**Data entries:**
----
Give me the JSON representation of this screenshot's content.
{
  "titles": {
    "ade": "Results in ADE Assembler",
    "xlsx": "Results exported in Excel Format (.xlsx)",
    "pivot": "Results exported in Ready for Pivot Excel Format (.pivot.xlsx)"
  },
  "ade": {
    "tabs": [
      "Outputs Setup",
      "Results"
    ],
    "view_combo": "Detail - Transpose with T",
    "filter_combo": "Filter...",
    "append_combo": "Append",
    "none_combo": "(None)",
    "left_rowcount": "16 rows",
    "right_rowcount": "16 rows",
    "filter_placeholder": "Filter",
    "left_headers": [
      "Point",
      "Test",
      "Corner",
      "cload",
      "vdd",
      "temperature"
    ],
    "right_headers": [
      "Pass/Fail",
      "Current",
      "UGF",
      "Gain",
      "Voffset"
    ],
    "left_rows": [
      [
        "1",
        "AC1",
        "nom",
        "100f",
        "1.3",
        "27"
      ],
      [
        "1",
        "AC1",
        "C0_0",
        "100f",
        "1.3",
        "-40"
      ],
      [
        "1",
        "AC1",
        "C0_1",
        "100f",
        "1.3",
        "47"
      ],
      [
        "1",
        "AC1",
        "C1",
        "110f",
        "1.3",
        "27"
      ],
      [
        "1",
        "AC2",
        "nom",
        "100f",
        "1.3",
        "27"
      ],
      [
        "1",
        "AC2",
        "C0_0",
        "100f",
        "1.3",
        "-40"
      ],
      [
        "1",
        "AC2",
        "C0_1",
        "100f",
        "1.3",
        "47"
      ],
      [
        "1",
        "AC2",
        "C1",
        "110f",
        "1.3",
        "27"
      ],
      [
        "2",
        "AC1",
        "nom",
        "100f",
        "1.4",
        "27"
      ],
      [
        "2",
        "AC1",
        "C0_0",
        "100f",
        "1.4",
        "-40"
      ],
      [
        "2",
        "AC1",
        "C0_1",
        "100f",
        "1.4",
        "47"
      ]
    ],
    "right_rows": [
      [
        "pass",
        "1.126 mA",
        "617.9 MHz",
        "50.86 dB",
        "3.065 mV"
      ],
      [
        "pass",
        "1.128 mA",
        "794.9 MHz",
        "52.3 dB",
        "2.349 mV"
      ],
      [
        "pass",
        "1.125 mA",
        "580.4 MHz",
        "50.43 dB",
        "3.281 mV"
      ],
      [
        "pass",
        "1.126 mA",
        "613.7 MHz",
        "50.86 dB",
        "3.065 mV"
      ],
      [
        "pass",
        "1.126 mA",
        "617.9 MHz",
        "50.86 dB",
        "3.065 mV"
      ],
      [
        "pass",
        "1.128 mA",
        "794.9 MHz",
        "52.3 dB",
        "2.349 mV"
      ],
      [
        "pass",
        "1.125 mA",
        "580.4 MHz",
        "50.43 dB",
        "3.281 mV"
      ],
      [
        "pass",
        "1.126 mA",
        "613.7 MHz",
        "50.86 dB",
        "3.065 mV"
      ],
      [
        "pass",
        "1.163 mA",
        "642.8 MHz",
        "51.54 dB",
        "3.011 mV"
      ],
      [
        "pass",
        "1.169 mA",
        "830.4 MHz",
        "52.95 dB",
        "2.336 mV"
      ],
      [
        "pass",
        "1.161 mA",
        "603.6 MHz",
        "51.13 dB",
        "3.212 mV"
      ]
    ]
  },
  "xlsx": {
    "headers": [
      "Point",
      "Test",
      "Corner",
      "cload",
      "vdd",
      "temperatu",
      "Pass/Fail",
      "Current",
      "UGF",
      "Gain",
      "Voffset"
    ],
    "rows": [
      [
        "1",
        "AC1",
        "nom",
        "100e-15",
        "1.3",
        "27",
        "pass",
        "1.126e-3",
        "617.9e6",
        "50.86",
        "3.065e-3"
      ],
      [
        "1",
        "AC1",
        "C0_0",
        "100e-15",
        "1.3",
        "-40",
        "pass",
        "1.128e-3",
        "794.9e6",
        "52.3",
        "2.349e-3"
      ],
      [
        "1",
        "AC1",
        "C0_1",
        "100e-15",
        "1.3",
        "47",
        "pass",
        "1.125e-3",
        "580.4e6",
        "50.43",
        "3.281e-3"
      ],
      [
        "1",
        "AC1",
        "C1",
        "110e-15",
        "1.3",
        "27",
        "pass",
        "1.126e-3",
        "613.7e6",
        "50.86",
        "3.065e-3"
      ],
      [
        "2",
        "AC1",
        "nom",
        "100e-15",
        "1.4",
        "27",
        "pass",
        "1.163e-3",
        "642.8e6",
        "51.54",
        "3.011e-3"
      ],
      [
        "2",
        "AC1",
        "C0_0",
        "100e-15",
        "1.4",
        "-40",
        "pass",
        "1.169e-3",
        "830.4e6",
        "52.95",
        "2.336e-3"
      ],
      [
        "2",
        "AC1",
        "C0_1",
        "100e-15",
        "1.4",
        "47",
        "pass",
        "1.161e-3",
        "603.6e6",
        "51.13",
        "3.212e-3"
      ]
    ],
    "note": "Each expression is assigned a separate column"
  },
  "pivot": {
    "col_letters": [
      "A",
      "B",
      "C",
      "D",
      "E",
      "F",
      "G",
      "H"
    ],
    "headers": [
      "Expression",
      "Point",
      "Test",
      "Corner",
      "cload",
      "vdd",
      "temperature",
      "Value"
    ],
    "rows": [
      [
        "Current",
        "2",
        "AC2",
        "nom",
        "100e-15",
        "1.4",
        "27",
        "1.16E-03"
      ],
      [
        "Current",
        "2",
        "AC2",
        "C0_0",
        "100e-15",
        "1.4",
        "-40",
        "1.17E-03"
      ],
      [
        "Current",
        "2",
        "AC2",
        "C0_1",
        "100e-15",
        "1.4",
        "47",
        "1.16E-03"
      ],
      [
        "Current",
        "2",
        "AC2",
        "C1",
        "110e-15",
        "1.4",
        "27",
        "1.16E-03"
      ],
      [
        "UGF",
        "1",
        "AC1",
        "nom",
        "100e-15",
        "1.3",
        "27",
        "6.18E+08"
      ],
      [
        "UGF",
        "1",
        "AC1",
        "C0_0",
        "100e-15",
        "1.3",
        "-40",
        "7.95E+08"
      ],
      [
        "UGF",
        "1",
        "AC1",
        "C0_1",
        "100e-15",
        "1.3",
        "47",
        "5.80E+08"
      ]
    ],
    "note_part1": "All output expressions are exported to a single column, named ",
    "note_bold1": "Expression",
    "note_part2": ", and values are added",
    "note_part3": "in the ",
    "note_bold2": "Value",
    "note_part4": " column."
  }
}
----
Search the lines for the string "Results" and copy every line that has it.

**RESPONSE:**
    "ade": "Results in ADE Assembler",
    "xlsx": "Results exported in Excel Format (.xlsx)",
    "pivot": "Results exported in Ready for Pivot Excel Format (.pivot.xlsx)"
      "Results"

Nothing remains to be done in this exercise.